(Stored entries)

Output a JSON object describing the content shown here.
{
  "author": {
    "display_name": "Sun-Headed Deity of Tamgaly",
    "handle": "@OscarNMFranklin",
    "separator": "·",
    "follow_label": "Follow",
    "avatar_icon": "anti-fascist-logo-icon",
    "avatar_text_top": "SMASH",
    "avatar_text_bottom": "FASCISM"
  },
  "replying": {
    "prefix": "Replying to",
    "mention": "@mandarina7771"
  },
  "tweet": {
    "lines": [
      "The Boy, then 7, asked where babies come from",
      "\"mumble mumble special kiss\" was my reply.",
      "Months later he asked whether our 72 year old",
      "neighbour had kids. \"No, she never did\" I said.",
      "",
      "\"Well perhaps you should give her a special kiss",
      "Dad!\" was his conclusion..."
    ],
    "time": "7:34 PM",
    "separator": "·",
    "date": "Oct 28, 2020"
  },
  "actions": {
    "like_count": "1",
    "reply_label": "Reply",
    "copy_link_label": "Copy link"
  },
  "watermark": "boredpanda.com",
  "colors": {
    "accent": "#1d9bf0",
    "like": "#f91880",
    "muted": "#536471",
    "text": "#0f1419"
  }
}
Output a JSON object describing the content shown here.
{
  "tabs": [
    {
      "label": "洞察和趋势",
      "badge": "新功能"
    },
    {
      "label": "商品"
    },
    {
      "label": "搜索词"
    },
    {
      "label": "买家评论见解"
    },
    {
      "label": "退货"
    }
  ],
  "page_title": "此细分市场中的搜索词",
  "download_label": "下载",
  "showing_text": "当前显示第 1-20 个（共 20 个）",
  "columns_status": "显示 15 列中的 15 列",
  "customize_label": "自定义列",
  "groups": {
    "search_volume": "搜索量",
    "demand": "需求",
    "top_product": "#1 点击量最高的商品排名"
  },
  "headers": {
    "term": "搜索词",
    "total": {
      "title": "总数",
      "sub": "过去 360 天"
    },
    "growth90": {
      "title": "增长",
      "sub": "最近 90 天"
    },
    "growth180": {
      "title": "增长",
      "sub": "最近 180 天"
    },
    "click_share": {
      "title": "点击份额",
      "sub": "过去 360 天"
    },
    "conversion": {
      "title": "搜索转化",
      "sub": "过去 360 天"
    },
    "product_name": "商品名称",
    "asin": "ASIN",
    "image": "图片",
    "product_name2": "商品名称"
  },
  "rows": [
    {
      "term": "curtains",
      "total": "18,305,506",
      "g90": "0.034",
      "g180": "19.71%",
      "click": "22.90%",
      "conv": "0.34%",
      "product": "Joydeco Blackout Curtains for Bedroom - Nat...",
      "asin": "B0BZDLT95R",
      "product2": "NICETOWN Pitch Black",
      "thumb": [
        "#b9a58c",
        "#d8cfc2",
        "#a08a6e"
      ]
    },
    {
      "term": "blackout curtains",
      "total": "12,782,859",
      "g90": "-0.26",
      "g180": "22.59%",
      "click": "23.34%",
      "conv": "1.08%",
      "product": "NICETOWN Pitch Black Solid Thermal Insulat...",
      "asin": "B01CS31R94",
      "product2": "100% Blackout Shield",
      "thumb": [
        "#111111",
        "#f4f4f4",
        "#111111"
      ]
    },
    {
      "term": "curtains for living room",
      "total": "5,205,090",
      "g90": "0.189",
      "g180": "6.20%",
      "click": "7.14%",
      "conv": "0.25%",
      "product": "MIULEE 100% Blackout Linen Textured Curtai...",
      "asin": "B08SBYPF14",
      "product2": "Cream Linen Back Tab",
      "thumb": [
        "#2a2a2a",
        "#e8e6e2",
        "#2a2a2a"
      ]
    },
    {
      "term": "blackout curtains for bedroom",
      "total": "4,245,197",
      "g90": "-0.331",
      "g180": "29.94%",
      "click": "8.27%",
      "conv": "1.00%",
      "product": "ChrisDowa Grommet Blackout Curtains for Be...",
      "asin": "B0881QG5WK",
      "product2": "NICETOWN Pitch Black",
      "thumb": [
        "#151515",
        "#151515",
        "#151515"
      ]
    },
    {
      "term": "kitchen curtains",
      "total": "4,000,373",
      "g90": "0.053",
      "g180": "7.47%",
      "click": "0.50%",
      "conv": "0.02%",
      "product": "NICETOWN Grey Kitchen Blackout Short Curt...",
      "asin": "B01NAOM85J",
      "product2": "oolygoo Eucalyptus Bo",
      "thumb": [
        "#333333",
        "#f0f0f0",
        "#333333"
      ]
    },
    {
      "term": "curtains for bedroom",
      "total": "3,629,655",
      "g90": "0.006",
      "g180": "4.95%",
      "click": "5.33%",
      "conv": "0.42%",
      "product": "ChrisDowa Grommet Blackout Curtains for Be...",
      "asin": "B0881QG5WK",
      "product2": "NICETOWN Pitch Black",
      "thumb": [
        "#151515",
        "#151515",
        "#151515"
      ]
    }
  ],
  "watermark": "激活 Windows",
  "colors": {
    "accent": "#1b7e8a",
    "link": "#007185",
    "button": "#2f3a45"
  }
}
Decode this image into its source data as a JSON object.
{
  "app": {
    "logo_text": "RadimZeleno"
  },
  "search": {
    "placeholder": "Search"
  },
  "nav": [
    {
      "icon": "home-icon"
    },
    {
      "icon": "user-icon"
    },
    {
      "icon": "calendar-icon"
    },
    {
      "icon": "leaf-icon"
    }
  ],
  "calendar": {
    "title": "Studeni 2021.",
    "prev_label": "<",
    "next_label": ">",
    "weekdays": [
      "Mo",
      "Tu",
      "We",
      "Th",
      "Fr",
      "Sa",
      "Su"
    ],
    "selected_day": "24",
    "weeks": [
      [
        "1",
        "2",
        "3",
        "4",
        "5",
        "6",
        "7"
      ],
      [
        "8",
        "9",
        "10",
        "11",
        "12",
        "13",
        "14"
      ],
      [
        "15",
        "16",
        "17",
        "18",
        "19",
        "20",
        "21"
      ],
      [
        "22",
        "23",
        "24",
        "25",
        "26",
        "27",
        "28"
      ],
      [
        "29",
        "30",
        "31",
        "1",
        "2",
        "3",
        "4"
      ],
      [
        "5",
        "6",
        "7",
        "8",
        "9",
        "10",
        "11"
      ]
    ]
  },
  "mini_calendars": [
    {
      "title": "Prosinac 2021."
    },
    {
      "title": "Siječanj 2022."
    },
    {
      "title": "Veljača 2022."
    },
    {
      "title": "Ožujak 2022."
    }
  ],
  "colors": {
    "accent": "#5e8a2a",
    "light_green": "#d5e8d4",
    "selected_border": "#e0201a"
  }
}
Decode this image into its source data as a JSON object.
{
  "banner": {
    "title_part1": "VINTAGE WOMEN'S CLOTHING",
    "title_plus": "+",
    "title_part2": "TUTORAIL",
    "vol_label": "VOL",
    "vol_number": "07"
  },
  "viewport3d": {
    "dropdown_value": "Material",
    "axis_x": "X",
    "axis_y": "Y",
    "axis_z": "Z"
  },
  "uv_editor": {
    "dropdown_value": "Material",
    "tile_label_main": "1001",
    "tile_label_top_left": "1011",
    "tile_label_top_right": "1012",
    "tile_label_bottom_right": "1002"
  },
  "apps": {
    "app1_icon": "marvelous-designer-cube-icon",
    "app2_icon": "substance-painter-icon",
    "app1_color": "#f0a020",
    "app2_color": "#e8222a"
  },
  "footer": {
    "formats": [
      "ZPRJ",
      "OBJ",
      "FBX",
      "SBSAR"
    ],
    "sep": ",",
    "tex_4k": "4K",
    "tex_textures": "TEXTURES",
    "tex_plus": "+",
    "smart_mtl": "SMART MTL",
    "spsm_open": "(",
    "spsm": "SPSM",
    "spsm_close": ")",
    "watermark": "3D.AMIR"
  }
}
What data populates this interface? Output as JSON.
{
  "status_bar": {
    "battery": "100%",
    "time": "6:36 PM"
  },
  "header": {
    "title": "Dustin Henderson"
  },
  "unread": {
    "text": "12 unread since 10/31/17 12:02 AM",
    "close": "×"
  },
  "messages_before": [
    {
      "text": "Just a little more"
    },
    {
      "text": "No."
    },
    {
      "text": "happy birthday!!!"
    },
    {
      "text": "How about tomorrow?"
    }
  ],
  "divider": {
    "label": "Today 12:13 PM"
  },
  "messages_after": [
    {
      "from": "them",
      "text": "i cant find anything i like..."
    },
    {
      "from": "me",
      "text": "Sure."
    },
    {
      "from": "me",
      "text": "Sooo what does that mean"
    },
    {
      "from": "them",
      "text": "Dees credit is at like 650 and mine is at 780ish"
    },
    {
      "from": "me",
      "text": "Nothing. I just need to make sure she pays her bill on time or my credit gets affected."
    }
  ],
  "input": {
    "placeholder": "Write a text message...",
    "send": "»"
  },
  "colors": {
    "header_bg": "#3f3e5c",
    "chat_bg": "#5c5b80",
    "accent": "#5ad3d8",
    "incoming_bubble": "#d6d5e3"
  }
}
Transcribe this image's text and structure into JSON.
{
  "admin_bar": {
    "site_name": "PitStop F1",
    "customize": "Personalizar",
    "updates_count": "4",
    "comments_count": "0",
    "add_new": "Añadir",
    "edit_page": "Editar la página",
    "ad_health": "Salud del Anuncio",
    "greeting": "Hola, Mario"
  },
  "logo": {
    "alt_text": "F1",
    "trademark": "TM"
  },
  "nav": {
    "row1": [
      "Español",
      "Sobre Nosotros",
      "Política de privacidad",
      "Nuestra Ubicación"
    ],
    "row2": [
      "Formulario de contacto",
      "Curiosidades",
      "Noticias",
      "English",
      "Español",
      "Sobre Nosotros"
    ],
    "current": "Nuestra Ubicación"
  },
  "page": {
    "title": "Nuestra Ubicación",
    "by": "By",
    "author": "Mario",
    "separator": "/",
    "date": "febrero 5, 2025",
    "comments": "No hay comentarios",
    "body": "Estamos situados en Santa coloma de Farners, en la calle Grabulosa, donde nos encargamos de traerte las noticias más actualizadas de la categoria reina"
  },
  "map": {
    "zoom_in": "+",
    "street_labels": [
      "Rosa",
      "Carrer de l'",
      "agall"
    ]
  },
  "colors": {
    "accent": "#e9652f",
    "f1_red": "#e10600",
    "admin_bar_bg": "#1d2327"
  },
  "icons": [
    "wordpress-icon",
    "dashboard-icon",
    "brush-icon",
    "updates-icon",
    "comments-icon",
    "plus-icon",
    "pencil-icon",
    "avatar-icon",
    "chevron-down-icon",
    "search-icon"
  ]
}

**GIVEN PROBLEM**:
Determine how many of the lines above hold the word "image", and output that number by itself.

**ANSWER FOR THIS EXERCISE**:
4